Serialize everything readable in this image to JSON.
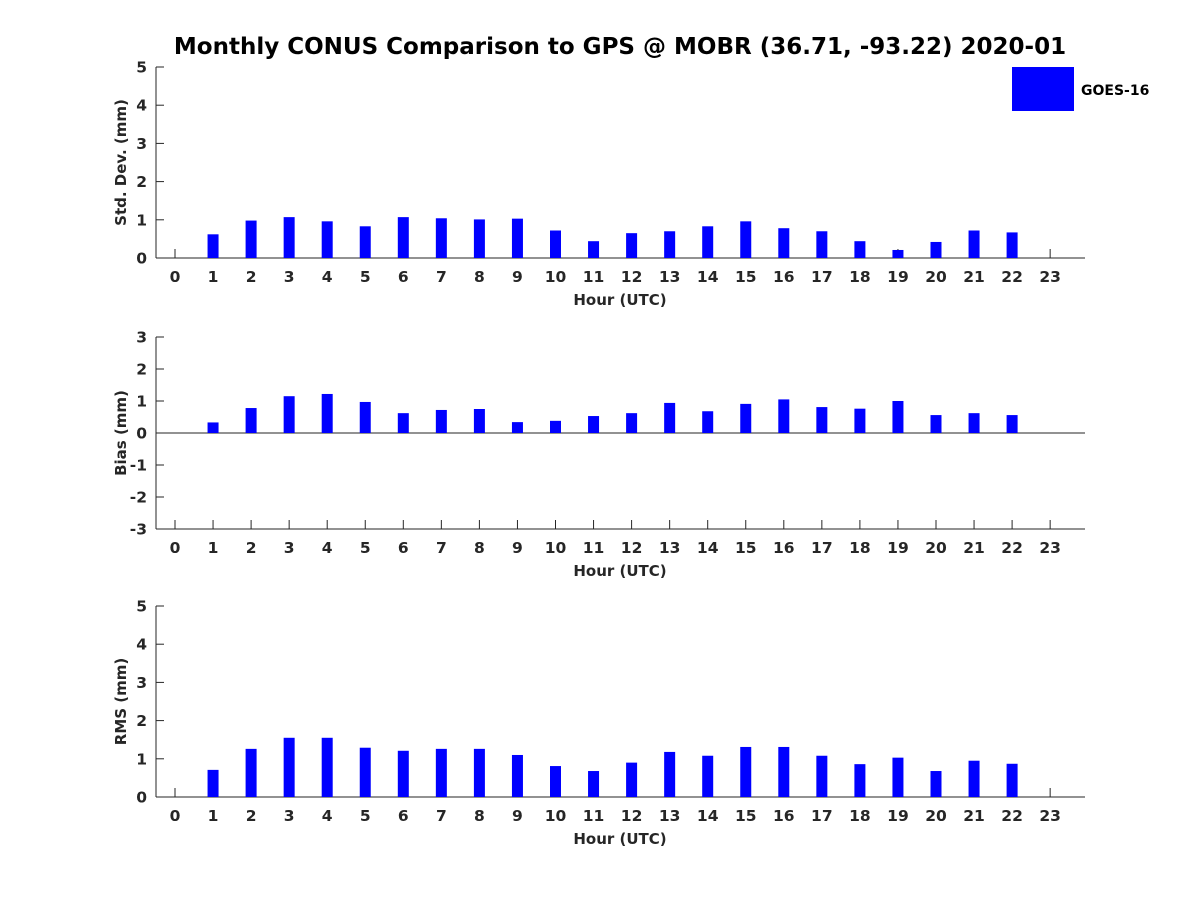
{
  "figure": {
    "title": "Monthly CONUS Comparison to GPS @ MOBR (36.71, -93.22) 2020-01"
  },
  "legend": {
    "label": "GOES-16",
    "color": "#0000ff",
    "placement": "top-right"
  },
  "chart_data": [
    {
      "type": "bar",
      "name": "std-dev",
      "title": "",
      "xlabel": "Hour (UTC)",
      "ylabel": "Std. Dev. (mm)",
      "ylim": [
        0,
        5
      ],
      "yticks": [
        "0",
        "1",
        "2",
        "3",
        "4",
        "5"
      ],
      "categories": [
        "0",
        "1",
        "2",
        "3",
        "4",
        "5",
        "6",
        "7",
        "8",
        "9",
        "10",
        "11",
        "12",
        "13",
        "14",
        "15",
        "16",
        "17",
        "18",
        "19",
        "20",
        "21",
        "22",
        "23"
      ],
      "series": [
        {
          "name": "GOES-16",
          "values": [
            null,
            0.62,
            0.98,
            1.07,
            0.96,
            0.83,
            1.07,
            1.04,
            1.01,
            1.03,
            0.72,
            0.44,
            0.65,
            0.7,
            0.83,
            0.96,
            0.78,
            0.7,
            0.44,
            0.21,
            0.42,
            0.72,
            0.67,
            null
          ]
        }
      ],
      "grid": false
    },
    {
      "type": "bar",
      "name": "bias",
      "title": "",
      "xlabel": "Hour (UTC)",
      "ylabel": "Bias (mm)",
      "ylim": [
        -3,
        3
      ],
      "yticks": [
        "-3",
        "-2",
        "-1",
        "0",
        "1",
        "2",
        "3"
      ],
      "categories": [
        "0",
        "1",
        "2",
        "3",
        "4",
        "5",
        "6",
        "7",
        "8",
        "9",
        "10",
        "11",
        "12",
        "13",
        "14",
        "15",
        "16",
        "17",
        "18",
        "19",
        "20",
        "21",
        "22",
        "23"
      ],
      "series": [
        {
          "name": "GOES-16",
          "values": [
            null,
            0.33,
            0.78,
            1.15,
            1.22,
            0.97,
            0.62,
            0.72,
            0.75,
            0.34,
            0.38,
            0.53,
            0.62,
            0.94,
            0.68,
            0.91,
            1.05,
            0.81,
            0.76,
            1.0,
            0.56,
            0.62,
            0.56,
            null
          ]
        }
      ],
      "grid": false
    },
    {
      "type": "bar",
      "name": "rms",
      "title": "",
      "xlabel": "Hour (UTC)",
      "ylabel": "RMS (mm)",
      "ylim": [
        0,
        5
      ],
      "yticks": [
        "0",
        "1",
        "2",
        "3",
        "4",
        "5"
      ],
      "categories": [
        "0",
        "1",
        "2",
        "3",
        "4",
        "5",
        "6",
        "7",
        "8",
        "9",
        "10",
        "11",
        "12",
        "13",
        "14",
        "15",
        "16",
        "17",
        "18",
        "19",
        "20",
        "21",
        "22",
        "23"
      ],
      "series": [
        {
          "name": "GOES-16",
          "values": [
            null,
            0.71,
            1.26,
            1.55,
            1.55,
            1.29,
            1.21,
            1.26,
            1.26,
            1.1,
            0.81,
            0.68,
            0.9,
            1.18,
            1.08,
            1.31,
            1.31,
            1.08,
            0.86,
            1.03,
            0.68,
            0.95,
            0.87,
            null
          ]
        }
      ],
      "grid": false
    }
  ]
}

## TO BE DONE
Do not include the images; transcribe the rest of the listing exactly.

## SOLUTION TO THIS EXERCISE
Serialize everything readable in this image to JSON.
{
  "figure": {
    "title": "Monthly CONUS Comparison to GPS @ MOBR (36.71, -93.22) 2020-01"
  },
  "legend": {
    "label": "GOES-16",
    "color": "#0000ff",
    "placement": "top-right"
  },
  "chart_data": [
    {
      "type": "bar",
      "name": "std-dev",
      "title": "",
      "xlabel": "Hour (UTC)",
      "ylabel": "Std. Dev. (mm)",
      "ylim": [
        0,
        5
      ],
      "yticks": [
        "0",
        "1",
        "2",
        "3",
        "4",
        "5"
      ],
      "categories": [
        "0",
        "1",
        "2",
        "3",
        "4",
        "5",
        "6",
        "7",
        "8",
        "9",
        "10",
        "11",
        "12",
        "13",
        "14",
        "15",
        "16",
        "17",
        "18",
        "19",
        "20",
        "21",
        "22",
        "23"
      ],
      "series": [
        {
          "name": "GOES-16",
          "values": [
            null,
            0.62,
            0.98,
            1.07,
            0.96,
            0.83,
            1.07,
            1.04,
            1.01,
            1.03,
            0.72,
            0.44,
            0.65,
            0.7,
            0.83,
            0.96,
            0.78,
            0.7,
            0.44,
            0.21,
            0.42,
            0.72,
            0.67,
            null
          ]
        }
      ],
      "grid": false
    },
    {
      "type": "bar",
      "name": "bias",
      "title": "",
      "xlabel": "Hour (UTC)",
      "ylabel": "Bias (mm)",
      "ylim": [
        -3,
        3
      ],
      "yticks": [
        "-3",
        "-2",
        "-1",
        "0",
        "1",
        "2",
        "3"
      ],
      "categories": [
        "0",
        "1",
        "2",
        "3",
        "4",
        "5",
        "6",
        "7",
        "8",
        "9",
        "10",
        "11",
        "12",
        "13",
        "14",
        "15",
        "16",
        "17",
        "18",
        "19",
        "20",
        "21",
        "22",
        "23"
      ],
      "series": [
        {
          "name": "GOES-16",
          "values": [
            null,
            0.33,
            0.78,
            1.15,
            1.22,
            0.97,
            0.62,
            0.72,
            0.75,
            0.34,
            0.38,
            0.53,
            0.62,
            0.94,
            0.68,
            0.91,
            1.05,
            0.81,
            0.76,
            1.0,
            0.56,
            0.62,
            0.56,
            null
          ]
        }
      ],
      "grid": false
    },
    {
      "type": "bar",
      "name": "rms",
      "title": "",
      "xlabel": "Hour (UTC)",
      "ylabel": "RMS (mm)",
      "ylim": [
        0,
        5
      ],
      "yticks": [
        "0",
        "1",
        "2",
        "3",
        "4",
        "5"
      ],
      "categories": [
        "0",
        "1",
        "2",
        "3",
        "4",
        "5",
        "6",
        "7",
        "8",
        "9",
        "10",
        "11",
        "12",
        "13",
        "14",
        "15",
        "16",
        "17",
        "18",
        "19",
        "20",
        "21",
        "22",
        "23"
      ],
      "series": [
        {
          "name": "GOES-16",
          "values": [
            null,
            0.71,
            1.26,
            1.55,
            1.55,
            1.29,
            1.21,
            1.26,
            1.26,
            1.1,
            0.81,
            0.68,
            0.9,
            1.18,
            1.08,
            1.31,
            1.31,
            1.08,
            0.86,
            1.03,
            0.68,
            0.95,
            0.87,
            null
          ]
        }
      ],
      "grid": false
    }
  ]
}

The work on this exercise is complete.